-- SOURCE RECORDS start --
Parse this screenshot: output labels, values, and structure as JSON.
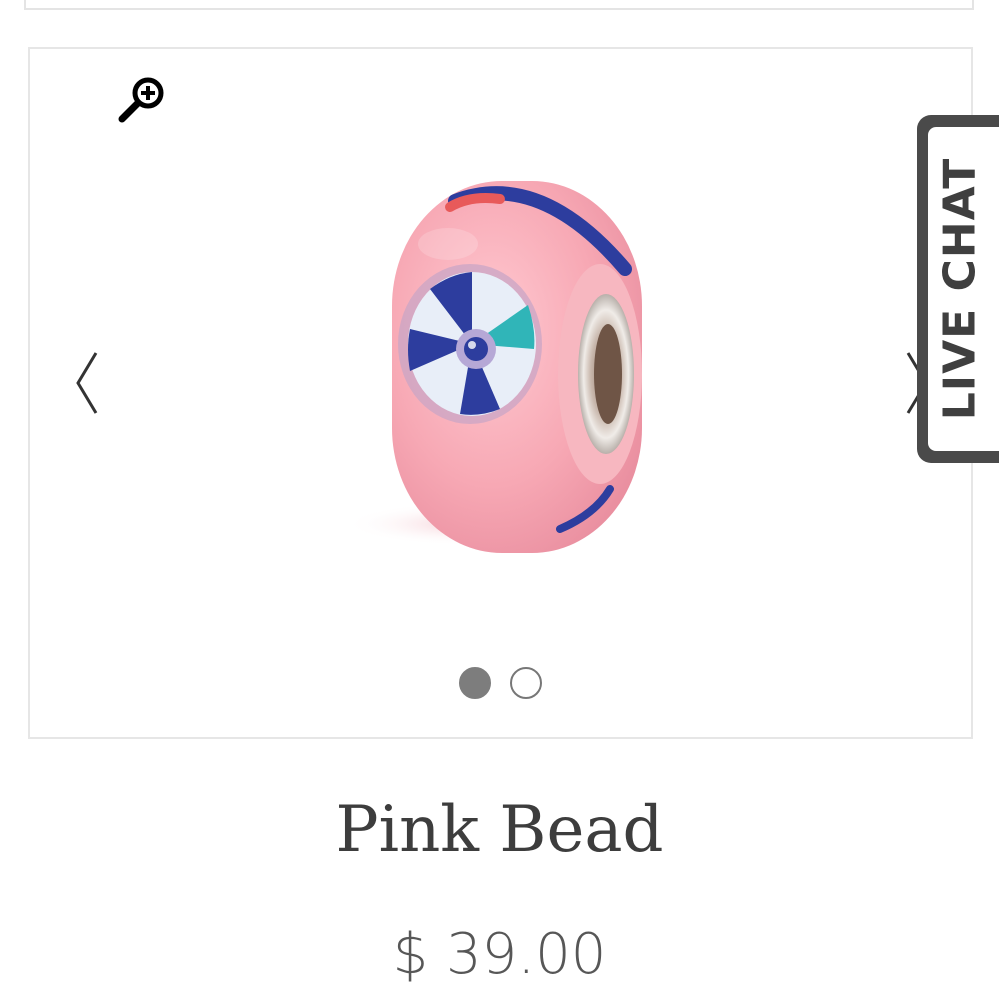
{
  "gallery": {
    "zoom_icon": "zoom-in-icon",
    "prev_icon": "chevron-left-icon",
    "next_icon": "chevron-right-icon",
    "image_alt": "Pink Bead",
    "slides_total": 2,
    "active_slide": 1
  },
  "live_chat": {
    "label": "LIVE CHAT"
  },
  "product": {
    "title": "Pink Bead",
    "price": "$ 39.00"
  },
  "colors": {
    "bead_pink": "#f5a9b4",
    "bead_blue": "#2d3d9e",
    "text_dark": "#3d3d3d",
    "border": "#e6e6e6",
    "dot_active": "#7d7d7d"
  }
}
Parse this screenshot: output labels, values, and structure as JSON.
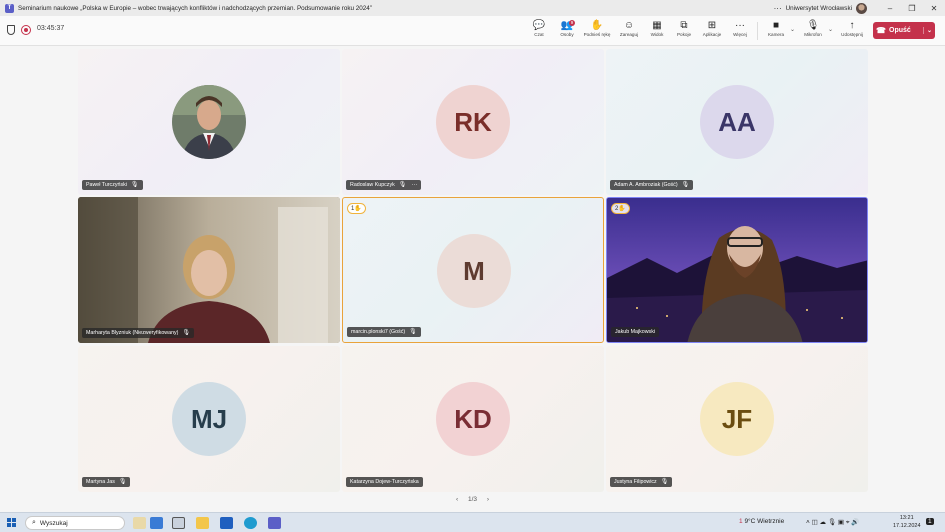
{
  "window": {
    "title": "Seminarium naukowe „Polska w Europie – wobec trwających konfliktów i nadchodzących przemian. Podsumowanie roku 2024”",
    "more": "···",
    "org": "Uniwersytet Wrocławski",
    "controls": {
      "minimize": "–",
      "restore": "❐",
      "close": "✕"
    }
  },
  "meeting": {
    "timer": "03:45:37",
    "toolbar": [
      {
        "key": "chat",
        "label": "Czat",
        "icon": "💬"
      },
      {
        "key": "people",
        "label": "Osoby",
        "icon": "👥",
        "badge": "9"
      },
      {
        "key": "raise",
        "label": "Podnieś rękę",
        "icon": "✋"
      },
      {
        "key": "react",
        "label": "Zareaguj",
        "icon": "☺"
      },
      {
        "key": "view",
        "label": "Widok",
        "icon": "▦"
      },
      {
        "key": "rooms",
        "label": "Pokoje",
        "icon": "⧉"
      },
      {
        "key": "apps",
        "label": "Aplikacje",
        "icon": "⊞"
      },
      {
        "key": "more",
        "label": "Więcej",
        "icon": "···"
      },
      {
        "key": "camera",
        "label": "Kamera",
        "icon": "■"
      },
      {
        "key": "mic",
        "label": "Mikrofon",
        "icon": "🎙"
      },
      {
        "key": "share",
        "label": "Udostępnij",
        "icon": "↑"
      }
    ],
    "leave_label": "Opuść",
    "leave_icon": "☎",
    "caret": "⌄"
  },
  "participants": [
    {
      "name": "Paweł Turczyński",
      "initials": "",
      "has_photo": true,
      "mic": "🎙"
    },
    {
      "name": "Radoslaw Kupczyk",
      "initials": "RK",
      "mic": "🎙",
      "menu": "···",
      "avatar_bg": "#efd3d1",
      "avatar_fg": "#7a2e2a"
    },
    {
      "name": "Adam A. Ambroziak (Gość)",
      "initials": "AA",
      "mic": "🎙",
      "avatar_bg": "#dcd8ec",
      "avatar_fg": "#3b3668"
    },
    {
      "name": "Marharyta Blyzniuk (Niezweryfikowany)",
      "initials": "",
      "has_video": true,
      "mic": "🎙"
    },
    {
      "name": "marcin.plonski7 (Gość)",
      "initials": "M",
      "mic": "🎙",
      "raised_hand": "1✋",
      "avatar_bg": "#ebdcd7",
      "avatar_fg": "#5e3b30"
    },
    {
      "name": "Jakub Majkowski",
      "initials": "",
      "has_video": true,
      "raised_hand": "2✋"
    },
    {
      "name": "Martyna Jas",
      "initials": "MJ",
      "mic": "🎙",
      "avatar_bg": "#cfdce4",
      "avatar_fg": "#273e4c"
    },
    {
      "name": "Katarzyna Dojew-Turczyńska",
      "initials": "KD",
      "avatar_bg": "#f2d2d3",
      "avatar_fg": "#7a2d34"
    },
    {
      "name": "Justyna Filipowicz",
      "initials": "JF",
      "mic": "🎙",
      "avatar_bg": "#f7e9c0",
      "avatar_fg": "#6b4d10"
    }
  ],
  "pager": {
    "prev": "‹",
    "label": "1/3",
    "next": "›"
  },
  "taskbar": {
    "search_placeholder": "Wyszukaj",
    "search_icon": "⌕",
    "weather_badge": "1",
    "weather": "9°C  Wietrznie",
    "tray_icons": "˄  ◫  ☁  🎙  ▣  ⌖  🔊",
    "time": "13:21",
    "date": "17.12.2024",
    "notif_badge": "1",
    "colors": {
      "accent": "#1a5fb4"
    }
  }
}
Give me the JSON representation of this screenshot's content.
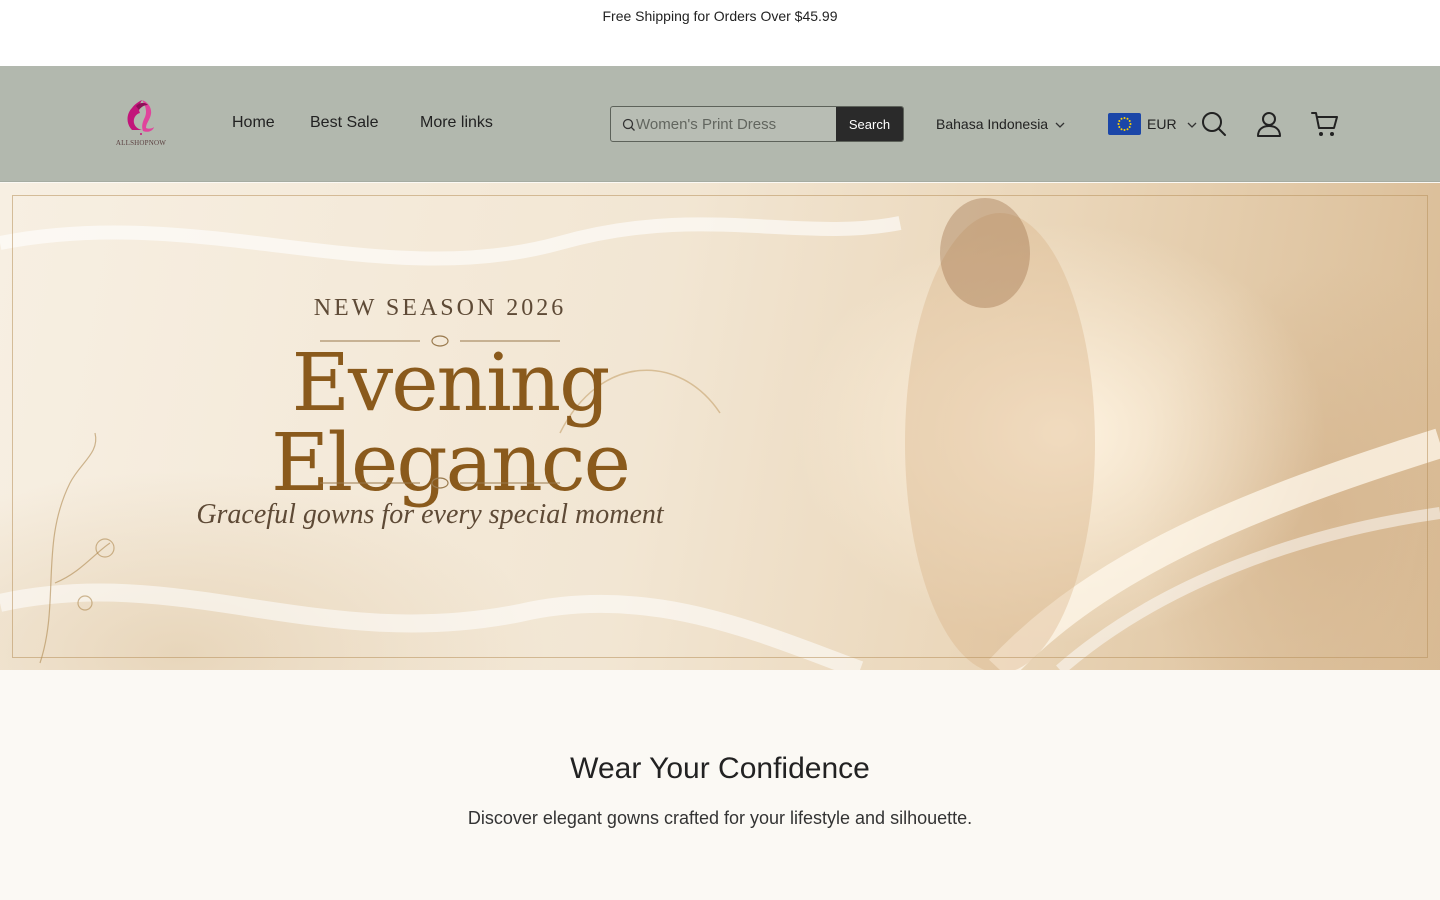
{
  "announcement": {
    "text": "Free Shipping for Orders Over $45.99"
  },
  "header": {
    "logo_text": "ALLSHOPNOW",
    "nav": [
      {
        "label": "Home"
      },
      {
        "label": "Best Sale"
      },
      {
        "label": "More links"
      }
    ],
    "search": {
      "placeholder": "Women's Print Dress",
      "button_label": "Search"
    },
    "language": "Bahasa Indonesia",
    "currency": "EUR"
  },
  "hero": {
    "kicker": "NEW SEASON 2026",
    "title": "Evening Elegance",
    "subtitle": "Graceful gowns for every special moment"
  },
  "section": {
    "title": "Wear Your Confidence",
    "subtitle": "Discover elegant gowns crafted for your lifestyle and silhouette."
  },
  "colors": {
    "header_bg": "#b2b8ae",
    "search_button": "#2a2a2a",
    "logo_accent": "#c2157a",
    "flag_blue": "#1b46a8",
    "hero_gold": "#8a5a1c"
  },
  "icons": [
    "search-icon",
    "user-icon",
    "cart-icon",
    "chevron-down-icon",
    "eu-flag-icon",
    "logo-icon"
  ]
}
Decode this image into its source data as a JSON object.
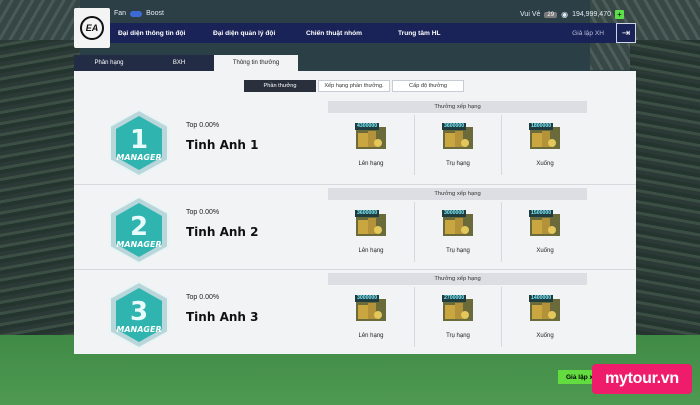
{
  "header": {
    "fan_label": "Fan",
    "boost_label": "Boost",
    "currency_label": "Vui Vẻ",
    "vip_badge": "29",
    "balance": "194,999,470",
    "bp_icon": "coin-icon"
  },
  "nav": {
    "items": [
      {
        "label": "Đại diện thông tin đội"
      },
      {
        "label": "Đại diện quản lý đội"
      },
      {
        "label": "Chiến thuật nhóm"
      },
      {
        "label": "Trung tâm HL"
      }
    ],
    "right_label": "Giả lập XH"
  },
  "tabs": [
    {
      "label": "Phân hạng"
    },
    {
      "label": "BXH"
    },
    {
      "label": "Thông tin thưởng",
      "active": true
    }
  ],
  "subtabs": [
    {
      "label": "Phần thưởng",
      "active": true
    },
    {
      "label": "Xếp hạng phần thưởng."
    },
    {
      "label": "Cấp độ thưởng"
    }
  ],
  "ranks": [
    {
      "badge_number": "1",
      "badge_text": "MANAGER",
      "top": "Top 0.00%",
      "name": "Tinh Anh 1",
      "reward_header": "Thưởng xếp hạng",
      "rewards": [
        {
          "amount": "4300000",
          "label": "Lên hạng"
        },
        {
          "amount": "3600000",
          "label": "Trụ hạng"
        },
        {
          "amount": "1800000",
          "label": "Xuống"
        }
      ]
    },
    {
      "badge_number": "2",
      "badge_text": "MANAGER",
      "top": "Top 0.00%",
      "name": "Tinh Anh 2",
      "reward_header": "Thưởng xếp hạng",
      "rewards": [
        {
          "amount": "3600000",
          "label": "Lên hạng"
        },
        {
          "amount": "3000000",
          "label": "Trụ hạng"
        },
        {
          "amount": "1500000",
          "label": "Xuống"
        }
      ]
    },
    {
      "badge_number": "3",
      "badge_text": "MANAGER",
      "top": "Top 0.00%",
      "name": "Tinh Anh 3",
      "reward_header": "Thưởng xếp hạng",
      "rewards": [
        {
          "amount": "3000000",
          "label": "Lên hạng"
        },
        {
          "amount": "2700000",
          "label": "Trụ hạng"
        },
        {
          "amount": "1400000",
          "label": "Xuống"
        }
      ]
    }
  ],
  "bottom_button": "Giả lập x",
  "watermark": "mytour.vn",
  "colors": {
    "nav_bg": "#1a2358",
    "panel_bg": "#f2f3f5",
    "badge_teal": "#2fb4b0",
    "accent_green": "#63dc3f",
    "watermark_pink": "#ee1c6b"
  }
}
-- SOURCE RECORDS end --
### TO DO
From the entries above, copy each line holding "chevron".

### RESPONSE TO THE TASK
    "prev_icon": "chevron-left-icon",
    "next_icon": "chevron-right-icon",
    "chevron-down-icon",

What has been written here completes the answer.